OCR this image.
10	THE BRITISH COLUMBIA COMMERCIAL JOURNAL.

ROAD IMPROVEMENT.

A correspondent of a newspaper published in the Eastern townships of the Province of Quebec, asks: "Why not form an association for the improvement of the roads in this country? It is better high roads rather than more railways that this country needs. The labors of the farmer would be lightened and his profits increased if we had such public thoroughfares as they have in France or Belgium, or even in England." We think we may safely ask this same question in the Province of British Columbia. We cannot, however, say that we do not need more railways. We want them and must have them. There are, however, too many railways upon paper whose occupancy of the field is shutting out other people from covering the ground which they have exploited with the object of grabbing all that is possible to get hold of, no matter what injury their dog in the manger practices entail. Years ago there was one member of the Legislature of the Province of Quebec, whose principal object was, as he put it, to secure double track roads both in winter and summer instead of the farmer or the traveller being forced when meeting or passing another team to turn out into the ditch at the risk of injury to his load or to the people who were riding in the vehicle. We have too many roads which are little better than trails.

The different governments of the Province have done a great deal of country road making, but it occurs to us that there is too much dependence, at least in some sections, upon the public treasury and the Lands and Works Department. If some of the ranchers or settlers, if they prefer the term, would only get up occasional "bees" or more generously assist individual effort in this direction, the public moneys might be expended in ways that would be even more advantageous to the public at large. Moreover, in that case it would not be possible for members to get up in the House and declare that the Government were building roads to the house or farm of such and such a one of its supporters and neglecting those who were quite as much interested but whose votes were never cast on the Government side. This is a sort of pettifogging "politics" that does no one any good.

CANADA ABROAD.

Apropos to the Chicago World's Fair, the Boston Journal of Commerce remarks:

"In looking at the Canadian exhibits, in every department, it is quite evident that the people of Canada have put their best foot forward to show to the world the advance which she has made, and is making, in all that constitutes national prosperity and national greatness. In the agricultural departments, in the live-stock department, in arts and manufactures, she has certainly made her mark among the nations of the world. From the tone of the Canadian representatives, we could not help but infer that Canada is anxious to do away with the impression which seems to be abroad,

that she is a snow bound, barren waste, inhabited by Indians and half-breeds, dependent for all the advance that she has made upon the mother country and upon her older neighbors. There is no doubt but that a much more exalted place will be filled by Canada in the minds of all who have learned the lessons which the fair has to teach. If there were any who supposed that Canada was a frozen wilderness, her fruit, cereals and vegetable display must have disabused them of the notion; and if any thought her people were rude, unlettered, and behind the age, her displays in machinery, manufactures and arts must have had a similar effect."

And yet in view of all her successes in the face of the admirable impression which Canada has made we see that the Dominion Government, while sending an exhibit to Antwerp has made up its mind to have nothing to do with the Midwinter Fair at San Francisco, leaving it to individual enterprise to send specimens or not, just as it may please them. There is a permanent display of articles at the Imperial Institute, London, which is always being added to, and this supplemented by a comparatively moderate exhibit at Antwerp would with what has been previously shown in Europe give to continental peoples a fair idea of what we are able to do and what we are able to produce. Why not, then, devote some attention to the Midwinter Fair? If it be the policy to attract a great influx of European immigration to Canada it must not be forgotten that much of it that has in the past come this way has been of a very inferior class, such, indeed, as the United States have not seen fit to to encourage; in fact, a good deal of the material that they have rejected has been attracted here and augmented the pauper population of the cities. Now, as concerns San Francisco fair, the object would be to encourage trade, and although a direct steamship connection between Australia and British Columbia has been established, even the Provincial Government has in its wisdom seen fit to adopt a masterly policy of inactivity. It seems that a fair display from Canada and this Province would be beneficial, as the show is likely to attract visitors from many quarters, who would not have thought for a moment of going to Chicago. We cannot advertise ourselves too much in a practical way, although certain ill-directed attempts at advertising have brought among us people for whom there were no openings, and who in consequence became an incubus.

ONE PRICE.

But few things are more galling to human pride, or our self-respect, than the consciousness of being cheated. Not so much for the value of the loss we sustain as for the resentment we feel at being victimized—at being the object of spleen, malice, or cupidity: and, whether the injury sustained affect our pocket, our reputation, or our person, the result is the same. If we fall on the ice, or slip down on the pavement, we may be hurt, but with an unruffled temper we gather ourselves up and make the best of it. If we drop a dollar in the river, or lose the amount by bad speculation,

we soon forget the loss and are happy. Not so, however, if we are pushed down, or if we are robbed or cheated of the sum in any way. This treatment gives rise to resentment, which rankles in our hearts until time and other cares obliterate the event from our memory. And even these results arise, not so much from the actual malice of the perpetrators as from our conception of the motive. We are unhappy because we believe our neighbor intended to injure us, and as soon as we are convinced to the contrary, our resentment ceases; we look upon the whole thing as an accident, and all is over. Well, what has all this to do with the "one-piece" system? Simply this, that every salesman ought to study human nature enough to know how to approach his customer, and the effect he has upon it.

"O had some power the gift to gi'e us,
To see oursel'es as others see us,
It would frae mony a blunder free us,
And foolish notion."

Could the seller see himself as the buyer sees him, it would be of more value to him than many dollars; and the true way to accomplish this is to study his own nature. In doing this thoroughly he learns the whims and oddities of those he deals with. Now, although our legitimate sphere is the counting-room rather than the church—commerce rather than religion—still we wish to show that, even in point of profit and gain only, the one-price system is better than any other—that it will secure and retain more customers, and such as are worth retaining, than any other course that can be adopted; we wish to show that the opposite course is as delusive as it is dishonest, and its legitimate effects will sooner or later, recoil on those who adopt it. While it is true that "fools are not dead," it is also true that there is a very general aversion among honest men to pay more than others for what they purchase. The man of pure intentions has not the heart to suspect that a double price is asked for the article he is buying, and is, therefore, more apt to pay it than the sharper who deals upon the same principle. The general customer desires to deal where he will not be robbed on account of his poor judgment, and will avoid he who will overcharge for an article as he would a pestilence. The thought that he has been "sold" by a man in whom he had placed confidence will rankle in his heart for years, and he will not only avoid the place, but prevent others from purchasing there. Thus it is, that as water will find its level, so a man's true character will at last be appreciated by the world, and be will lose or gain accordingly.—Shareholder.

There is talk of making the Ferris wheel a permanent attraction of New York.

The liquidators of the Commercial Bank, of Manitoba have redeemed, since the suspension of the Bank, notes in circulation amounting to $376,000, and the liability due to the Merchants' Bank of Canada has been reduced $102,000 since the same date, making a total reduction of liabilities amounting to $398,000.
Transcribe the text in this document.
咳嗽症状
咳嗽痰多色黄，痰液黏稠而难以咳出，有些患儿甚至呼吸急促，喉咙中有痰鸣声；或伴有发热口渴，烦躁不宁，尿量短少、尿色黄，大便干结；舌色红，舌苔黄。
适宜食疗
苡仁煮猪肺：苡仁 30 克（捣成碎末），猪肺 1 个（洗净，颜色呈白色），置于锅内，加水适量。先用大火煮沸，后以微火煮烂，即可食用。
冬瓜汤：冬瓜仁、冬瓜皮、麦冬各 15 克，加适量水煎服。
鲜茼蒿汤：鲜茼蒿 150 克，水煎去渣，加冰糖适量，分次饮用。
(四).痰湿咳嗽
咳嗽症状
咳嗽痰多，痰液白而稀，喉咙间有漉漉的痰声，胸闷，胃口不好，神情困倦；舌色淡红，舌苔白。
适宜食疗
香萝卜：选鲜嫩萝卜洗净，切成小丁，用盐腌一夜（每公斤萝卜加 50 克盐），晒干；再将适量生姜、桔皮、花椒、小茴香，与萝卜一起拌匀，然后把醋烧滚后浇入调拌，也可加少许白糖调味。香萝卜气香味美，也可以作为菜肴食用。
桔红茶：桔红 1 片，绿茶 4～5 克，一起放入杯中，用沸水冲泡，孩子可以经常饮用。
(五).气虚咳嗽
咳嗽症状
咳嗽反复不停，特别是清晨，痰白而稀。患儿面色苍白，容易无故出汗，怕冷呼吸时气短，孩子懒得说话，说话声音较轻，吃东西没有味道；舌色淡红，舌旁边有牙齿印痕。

· · · · ·

> Required task
Would you give again, word for word, every line from the one with "Transcribe the text in this document." through the final line of the listing above?

> Final answer
Transcribe the text in this document.
咳嗽症状
咳嗽痰多色黄，痰液黏稠而难以咳出，有些患儿甚至呼吸急促，喉咙中有痰鸣声；或伴有发热口渴，烦躁不宁，尿量短少、尿色黄，大便干结；舌色红，舌苔黄。
适宜食疗
苡仁煮猪肺：苡仁 30 克（捣成碎末），猪肺 1 个（洗净，颜色呈白色），置于锅内，加水适量。先用大火煮沸，后以微火煮烂，即可食用。
冬瓜汤：冬瓜仁、冬瓜皮、麦冬各 15 克，加适量水煎服。
鲜茼蒿汤：鲜茼蒿 150 克，水煎去渣，加冰糖适量，分次饮用。
(四).痰湿咳嗽
咳嗽症状
咳嗽痰多，痰液白而稀，喉咙间有漉漉的痰声，胸闷，胃口不好，神情困倦；舌色淡红，舌苔白。
适宜食疗
香萝卜：选鲜嫩萝卜洗净，切成小丁，用盐腌一夜（每公斤萝卜加 50 克盐），晒干；再将适量生姜、桔皮、花椒、小茴香，与萝卜一起拌匀，然后把醋烧滚后浇入调拌，也可加少许白糖调味。香萝卜气香味美，也可以作为菜肴食用。
桔红茶：桔红 1 片，绿茶 4～5 克，一起放入杯中，用沸水冲泡，孩子可以经常饮用。
(五).气虚咳嗽
咳嗽症状
咳嗽反复不停，特别是清晨，痰白而稀。患儿面色苍白，容易无故出汗，怕冷呼吸时气短，孩子懒得说话，说话声音较轻，吃东西没有味道；舌色淡红，舌旁边有牙齿印痕。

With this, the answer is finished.